Scan the data below for the string "muži". Show every line where it turns up.

---*---

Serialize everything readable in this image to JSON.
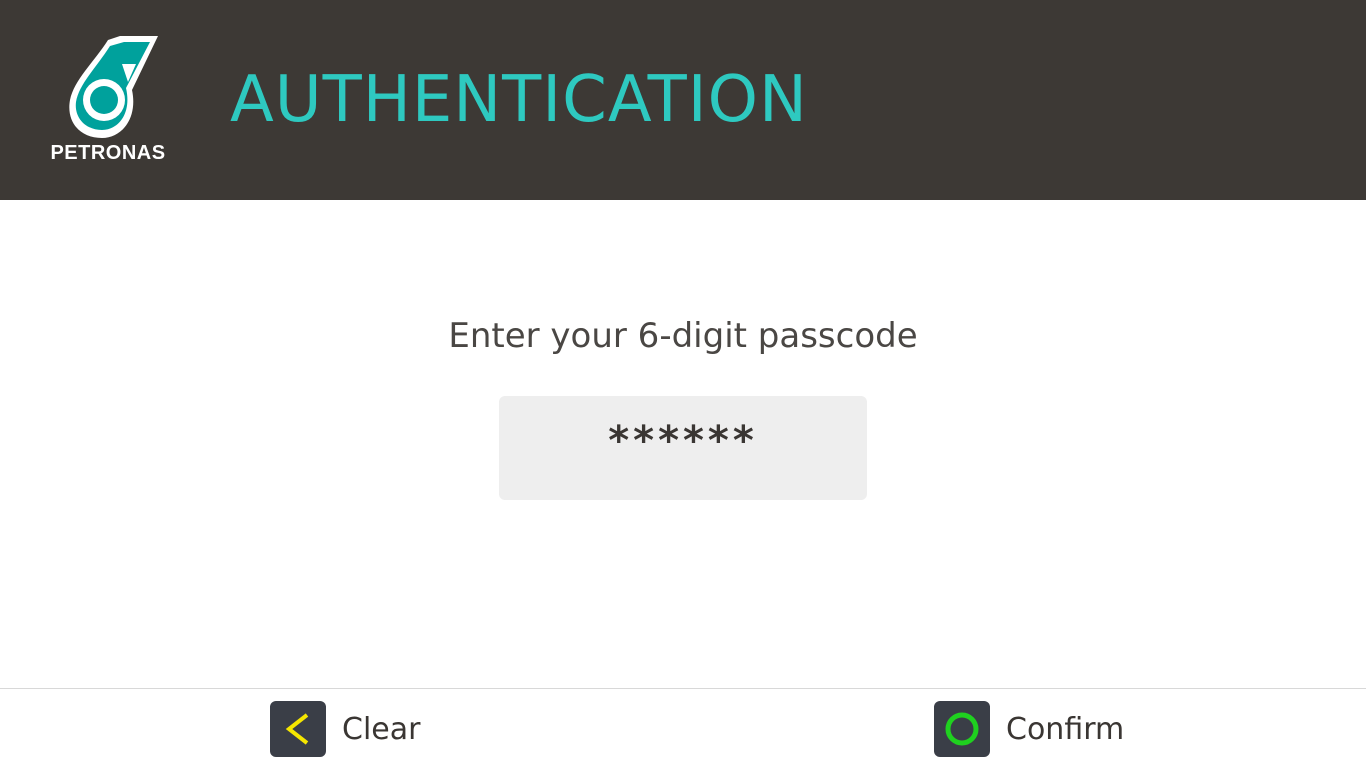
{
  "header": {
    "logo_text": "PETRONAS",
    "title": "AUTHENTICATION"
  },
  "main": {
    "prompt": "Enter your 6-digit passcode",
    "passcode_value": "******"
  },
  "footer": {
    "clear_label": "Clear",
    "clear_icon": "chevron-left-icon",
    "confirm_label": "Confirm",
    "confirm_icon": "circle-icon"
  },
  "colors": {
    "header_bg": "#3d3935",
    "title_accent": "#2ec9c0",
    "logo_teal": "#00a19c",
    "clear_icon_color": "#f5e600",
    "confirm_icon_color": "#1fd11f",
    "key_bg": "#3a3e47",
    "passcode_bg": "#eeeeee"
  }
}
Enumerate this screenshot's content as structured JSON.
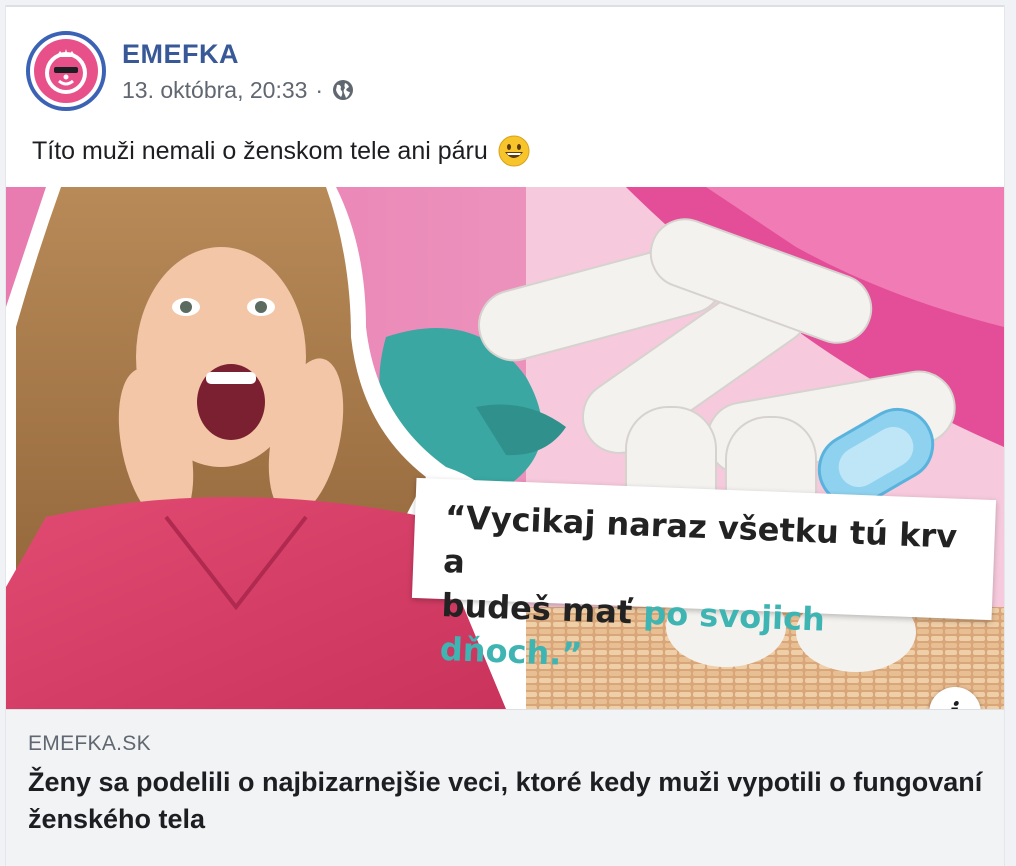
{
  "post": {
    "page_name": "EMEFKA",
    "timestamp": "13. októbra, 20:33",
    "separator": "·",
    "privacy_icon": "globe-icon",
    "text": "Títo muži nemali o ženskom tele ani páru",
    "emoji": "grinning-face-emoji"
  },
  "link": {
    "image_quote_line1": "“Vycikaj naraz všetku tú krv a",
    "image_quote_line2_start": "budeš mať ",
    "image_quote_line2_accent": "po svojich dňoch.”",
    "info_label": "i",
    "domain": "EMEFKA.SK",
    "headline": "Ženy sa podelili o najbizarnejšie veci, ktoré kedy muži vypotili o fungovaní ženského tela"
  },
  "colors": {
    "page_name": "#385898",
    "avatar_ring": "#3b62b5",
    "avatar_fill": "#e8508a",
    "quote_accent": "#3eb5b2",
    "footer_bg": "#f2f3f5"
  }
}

---*---

Response for this exercise:
    "text": "Títo muži nemali o ženskom tele ani páru",
    "headline": "Ženy sa podelili o najbizarnejšie veci, ktoré kedy muži vypotili o fungovaní ženského tela"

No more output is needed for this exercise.